* **Instructions for the task**:
Look through the records below and collect all lines that hold the string "JSON".

* **Dataset records**:
• • •

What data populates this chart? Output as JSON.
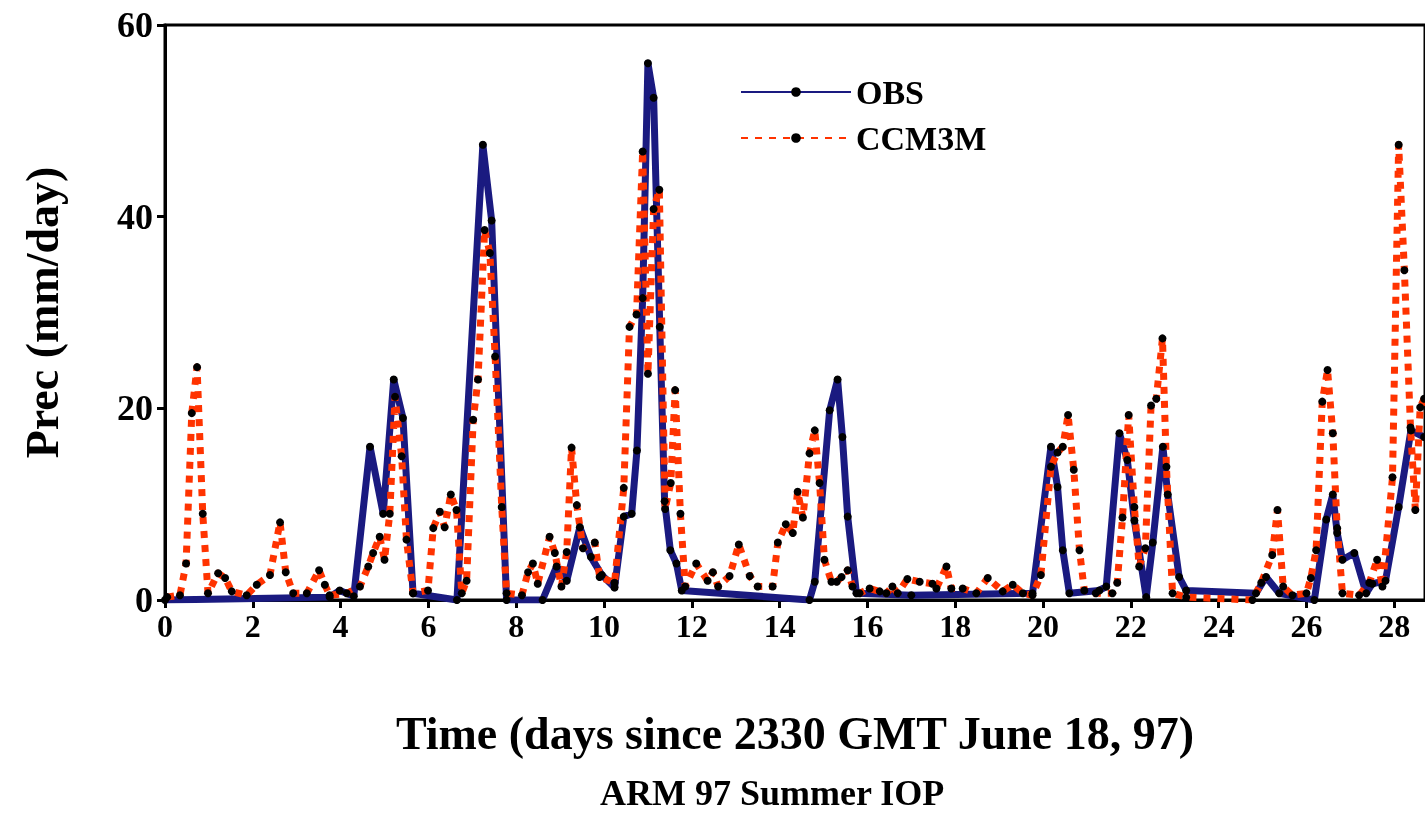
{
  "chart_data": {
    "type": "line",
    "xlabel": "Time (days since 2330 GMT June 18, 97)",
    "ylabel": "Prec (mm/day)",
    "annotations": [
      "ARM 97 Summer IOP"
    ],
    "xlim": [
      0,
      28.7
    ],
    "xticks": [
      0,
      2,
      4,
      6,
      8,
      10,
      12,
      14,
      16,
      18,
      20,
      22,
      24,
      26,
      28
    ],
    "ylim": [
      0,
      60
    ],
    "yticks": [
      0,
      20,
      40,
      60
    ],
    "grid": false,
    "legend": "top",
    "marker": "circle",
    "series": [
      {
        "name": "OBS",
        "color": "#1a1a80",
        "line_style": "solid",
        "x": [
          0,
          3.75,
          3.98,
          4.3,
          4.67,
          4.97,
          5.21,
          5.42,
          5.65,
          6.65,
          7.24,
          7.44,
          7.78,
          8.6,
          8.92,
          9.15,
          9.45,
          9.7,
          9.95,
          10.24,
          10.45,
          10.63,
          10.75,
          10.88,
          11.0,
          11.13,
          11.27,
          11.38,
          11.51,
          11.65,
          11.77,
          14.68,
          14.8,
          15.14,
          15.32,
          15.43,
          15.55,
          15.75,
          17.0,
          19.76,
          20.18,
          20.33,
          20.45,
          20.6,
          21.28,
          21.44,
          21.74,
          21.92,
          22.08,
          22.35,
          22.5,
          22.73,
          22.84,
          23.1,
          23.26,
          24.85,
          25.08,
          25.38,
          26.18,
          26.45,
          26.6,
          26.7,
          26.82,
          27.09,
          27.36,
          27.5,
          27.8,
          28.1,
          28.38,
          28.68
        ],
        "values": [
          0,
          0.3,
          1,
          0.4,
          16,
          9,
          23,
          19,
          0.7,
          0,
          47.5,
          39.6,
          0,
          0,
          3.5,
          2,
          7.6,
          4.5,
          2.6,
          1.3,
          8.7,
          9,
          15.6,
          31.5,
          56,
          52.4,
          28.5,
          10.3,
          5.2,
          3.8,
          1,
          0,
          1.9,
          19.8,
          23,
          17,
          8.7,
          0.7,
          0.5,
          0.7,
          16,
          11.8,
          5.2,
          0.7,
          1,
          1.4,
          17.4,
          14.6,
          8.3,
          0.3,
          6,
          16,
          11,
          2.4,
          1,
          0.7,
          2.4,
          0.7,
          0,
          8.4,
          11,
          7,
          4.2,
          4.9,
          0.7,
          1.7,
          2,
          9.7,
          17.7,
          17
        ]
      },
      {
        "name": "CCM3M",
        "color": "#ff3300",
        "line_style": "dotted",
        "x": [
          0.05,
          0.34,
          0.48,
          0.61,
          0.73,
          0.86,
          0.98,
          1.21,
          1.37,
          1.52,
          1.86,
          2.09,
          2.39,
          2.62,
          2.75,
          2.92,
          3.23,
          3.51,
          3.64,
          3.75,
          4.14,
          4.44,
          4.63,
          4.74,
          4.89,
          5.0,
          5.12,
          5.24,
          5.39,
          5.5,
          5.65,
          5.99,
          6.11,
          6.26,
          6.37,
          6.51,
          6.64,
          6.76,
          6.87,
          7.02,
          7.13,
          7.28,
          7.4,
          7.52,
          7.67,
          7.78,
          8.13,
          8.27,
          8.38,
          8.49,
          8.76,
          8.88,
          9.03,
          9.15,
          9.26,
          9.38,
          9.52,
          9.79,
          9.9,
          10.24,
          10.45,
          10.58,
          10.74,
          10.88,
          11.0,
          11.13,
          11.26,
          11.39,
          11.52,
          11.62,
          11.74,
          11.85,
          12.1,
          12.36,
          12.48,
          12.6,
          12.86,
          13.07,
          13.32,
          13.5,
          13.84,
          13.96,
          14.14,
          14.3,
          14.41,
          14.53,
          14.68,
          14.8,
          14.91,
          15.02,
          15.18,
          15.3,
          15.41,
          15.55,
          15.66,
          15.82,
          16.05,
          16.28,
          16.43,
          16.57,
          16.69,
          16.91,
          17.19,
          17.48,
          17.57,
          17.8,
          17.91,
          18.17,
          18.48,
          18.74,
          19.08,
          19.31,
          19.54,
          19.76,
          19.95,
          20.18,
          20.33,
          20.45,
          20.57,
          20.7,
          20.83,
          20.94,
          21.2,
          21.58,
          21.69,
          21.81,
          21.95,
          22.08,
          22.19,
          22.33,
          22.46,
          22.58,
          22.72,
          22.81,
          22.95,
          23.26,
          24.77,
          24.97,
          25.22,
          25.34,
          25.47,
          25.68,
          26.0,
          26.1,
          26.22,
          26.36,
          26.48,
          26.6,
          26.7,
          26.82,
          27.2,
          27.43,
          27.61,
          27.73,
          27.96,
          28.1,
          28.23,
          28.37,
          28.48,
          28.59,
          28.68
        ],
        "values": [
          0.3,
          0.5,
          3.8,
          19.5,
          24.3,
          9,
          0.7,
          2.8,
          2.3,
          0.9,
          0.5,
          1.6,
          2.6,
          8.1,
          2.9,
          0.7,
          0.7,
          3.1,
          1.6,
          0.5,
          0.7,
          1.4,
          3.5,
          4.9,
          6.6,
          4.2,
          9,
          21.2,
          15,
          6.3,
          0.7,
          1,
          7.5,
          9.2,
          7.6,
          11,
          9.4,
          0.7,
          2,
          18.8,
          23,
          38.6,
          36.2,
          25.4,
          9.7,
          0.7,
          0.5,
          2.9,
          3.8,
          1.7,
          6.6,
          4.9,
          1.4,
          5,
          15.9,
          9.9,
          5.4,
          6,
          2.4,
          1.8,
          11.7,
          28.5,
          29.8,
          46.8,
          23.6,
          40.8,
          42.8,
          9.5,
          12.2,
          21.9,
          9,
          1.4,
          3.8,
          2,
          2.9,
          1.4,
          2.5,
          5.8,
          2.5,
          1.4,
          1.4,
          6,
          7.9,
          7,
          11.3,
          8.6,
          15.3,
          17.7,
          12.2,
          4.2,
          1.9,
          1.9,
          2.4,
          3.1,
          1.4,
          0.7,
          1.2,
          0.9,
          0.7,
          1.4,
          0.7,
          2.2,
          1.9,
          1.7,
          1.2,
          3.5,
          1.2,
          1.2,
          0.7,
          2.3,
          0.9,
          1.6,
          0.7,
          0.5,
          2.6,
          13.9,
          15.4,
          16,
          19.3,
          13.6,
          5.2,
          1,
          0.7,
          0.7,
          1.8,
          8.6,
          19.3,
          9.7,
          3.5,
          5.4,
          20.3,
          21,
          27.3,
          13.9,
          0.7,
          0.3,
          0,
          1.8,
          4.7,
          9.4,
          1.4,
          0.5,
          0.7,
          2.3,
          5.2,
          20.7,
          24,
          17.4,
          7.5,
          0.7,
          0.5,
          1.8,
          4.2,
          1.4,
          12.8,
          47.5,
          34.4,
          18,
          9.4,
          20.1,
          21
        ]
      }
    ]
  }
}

• • •

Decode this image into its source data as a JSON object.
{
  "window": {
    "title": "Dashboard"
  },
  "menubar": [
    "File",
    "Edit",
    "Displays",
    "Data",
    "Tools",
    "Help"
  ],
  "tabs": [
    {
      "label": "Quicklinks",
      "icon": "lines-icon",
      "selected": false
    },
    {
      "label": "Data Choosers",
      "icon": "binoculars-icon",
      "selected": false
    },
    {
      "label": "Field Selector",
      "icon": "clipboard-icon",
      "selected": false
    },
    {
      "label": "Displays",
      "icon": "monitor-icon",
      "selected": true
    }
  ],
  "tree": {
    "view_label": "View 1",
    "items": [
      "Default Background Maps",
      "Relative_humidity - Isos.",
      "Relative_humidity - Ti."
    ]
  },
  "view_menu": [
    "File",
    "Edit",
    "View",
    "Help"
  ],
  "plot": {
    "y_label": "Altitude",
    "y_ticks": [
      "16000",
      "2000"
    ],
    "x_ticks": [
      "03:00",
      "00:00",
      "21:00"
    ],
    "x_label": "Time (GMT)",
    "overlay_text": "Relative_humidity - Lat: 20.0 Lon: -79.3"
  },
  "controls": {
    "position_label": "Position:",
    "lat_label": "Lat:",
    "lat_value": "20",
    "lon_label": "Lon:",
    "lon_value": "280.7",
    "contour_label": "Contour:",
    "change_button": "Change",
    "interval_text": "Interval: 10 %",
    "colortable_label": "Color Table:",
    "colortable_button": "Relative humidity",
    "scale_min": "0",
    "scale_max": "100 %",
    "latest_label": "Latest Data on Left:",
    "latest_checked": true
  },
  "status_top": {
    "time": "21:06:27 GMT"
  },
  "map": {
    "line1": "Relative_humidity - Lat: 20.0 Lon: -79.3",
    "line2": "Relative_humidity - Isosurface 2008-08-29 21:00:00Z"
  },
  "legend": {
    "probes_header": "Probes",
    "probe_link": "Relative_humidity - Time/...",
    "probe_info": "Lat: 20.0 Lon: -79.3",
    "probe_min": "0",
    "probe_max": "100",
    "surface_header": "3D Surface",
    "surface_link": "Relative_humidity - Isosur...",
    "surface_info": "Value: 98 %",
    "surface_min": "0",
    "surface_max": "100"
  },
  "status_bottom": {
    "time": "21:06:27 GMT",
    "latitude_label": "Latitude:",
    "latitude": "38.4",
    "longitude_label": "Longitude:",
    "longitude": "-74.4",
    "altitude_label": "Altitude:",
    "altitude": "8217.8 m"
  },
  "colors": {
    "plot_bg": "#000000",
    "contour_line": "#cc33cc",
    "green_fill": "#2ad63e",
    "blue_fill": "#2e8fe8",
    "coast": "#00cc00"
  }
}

• • •

* **Response below**:
What data populates this chart? Output as JSON.
Decode this image into its source data as a JSON object.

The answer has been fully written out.